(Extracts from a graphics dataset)
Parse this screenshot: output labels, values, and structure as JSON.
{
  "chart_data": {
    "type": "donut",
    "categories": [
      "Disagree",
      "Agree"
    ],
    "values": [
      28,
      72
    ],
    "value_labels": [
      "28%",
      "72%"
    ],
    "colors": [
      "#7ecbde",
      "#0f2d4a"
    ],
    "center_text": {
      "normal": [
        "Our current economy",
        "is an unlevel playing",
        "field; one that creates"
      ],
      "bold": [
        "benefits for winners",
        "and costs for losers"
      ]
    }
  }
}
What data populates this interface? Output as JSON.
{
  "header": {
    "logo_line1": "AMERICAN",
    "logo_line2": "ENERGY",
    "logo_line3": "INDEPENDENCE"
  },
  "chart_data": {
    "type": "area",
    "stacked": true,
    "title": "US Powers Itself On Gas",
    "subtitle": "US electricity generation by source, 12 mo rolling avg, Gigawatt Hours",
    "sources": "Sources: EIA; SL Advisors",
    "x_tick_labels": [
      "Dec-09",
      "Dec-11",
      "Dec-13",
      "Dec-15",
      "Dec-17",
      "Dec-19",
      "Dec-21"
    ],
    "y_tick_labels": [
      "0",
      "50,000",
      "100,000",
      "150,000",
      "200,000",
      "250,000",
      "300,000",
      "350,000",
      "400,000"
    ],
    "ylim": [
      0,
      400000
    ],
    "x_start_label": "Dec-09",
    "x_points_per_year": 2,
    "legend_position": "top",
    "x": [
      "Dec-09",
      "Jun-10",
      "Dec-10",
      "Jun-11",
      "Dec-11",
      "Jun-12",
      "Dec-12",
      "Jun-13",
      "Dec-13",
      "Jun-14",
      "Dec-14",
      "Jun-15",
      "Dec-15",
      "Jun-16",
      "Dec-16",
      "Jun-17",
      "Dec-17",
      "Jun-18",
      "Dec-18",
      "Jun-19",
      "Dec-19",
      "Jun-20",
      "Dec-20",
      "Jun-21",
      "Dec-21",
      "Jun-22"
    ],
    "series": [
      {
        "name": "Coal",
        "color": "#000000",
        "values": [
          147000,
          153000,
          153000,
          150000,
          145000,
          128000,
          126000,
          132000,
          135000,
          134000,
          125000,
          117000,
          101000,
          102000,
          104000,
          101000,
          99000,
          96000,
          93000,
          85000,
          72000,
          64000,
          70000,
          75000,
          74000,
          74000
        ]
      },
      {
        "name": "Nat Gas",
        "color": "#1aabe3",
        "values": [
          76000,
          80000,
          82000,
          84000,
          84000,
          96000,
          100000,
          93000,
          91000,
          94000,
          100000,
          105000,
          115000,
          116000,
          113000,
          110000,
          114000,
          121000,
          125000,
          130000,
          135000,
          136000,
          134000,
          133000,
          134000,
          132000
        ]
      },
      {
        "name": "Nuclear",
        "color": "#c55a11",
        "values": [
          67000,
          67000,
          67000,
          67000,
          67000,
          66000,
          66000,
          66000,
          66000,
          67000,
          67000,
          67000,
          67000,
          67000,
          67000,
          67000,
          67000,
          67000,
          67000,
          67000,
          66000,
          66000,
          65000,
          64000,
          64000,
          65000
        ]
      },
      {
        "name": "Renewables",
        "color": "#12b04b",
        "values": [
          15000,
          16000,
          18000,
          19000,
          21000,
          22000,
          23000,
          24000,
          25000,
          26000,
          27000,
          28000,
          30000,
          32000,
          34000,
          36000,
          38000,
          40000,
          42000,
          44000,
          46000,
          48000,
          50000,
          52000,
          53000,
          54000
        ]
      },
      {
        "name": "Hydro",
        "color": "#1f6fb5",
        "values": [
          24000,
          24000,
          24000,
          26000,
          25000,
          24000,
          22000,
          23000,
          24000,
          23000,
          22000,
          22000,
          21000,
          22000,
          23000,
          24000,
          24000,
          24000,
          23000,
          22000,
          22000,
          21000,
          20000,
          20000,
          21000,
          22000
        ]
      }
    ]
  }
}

#### [TASK REQUIREMENTS]
Return only those lines of the records that contain the string "JSON".

#### [FINAL RESULT]
Parse this screenshot: output labels, values, and structure as JSON.
What data populates this interface? Output as JSON.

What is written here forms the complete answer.